Say how many lines include "text", with no words around the number.

Dataset records =>
# # # #

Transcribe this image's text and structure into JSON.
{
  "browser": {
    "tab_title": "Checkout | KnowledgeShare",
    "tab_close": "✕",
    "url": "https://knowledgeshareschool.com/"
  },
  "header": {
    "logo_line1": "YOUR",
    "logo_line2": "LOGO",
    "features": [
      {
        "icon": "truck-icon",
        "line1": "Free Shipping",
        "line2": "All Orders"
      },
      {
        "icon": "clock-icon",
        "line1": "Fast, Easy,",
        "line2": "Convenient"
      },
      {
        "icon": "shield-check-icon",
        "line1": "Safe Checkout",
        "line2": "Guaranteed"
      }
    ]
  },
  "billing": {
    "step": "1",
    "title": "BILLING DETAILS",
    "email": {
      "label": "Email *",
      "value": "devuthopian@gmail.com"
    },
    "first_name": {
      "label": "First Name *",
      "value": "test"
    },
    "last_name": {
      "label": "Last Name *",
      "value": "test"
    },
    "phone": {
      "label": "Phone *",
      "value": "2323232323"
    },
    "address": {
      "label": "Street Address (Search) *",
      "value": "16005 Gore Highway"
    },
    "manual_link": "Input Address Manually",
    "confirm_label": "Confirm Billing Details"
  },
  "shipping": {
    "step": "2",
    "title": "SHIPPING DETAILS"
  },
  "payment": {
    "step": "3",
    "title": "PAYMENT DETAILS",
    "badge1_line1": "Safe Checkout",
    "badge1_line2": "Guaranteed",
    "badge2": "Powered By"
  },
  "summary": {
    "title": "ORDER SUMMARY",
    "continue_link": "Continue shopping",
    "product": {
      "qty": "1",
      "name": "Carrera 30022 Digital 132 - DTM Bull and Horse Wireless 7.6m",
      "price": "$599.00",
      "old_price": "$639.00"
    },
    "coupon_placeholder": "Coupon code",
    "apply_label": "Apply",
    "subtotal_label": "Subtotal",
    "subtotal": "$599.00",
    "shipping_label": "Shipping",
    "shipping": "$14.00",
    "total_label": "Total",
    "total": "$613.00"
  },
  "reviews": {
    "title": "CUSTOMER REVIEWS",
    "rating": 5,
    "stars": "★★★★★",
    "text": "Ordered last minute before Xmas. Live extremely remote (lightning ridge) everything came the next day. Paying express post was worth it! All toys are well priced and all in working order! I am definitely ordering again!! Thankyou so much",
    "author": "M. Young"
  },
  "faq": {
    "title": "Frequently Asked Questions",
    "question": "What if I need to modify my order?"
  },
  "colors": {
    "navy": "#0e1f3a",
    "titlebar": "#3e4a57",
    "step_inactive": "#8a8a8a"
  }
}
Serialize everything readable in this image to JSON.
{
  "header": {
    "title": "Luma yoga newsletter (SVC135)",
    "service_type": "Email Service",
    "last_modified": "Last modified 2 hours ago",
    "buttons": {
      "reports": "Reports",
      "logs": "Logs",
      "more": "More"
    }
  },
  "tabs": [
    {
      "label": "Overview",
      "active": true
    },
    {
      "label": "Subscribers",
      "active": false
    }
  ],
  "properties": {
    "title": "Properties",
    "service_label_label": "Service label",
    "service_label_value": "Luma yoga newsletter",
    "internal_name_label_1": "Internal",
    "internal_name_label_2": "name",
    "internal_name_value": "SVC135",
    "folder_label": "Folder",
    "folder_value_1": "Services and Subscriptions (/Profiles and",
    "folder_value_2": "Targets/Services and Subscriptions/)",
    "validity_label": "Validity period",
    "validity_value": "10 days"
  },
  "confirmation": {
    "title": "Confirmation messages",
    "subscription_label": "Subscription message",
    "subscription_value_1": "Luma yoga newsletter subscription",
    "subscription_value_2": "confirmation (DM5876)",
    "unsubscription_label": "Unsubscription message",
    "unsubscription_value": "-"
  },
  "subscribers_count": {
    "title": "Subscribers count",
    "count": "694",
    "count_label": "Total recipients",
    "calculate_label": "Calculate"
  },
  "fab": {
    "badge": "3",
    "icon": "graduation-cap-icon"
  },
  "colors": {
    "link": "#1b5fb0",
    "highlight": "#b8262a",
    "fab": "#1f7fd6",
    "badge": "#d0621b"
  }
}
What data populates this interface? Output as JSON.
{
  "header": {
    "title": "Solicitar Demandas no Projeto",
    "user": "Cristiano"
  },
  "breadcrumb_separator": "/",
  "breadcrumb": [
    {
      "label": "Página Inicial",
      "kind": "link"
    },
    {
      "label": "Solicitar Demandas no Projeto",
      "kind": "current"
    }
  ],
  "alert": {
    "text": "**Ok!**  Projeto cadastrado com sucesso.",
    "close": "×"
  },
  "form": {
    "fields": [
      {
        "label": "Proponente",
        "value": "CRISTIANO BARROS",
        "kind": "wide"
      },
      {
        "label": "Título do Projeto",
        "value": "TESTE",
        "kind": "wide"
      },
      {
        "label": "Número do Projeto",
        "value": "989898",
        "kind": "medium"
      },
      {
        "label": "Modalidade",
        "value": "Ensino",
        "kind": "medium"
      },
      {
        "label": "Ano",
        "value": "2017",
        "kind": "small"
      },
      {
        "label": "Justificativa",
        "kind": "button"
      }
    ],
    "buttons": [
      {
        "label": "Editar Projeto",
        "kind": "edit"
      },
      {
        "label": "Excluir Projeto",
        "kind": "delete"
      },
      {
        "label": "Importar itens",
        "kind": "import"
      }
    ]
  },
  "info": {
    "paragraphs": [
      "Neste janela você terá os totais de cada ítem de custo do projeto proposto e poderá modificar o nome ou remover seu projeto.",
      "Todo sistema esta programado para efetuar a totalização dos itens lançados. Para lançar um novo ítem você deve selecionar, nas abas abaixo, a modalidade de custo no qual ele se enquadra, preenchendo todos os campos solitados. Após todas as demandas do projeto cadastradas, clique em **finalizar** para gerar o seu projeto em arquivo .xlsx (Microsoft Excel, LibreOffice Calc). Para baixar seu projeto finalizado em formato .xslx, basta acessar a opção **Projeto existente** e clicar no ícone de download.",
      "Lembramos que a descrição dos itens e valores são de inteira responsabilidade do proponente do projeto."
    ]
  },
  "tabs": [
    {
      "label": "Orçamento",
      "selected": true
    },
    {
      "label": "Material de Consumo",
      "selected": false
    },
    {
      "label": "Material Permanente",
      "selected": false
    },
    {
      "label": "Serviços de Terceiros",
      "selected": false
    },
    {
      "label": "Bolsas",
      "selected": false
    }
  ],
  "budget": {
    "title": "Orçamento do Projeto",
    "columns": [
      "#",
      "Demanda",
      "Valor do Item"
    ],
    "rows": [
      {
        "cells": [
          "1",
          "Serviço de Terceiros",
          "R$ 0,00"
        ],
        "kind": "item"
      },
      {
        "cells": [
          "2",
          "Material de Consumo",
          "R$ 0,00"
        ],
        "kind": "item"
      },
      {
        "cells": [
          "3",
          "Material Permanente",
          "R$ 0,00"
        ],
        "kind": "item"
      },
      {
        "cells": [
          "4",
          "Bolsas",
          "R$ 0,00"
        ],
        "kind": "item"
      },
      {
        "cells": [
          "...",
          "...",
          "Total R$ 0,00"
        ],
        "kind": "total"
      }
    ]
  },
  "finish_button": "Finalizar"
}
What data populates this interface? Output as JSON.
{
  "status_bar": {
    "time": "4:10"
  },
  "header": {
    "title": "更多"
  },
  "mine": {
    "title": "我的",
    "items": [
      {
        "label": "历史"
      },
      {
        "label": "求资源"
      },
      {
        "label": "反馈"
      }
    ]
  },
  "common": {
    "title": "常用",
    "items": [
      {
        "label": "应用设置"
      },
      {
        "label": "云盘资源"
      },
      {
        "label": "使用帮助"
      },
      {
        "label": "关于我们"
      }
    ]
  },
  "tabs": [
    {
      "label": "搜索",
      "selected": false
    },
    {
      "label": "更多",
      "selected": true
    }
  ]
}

# # # #

FULL RESPONSE =>
3